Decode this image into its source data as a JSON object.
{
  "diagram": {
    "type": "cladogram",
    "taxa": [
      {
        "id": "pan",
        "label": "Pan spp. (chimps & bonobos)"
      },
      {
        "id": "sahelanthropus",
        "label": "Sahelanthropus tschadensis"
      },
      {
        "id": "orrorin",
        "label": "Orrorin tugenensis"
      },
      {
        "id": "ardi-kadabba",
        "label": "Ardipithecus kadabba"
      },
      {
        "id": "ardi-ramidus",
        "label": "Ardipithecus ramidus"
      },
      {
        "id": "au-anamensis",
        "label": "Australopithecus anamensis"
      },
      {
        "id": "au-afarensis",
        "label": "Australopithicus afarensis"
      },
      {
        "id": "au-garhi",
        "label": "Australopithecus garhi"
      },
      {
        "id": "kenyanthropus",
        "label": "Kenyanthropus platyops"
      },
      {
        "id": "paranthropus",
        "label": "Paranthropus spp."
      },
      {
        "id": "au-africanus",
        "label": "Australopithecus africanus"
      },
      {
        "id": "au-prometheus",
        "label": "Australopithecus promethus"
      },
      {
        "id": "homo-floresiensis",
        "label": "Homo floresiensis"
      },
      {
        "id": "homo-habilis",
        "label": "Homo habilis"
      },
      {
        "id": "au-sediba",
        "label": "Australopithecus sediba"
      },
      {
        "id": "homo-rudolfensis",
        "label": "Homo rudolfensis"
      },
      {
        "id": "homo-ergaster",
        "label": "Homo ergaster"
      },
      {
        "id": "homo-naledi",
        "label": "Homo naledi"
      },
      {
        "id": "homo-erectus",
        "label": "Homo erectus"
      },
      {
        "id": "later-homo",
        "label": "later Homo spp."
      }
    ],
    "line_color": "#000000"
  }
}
============
• Task directions:
State how many lines of the records above contain the word "anamensis", giving only that number.

• Exercise solution:
2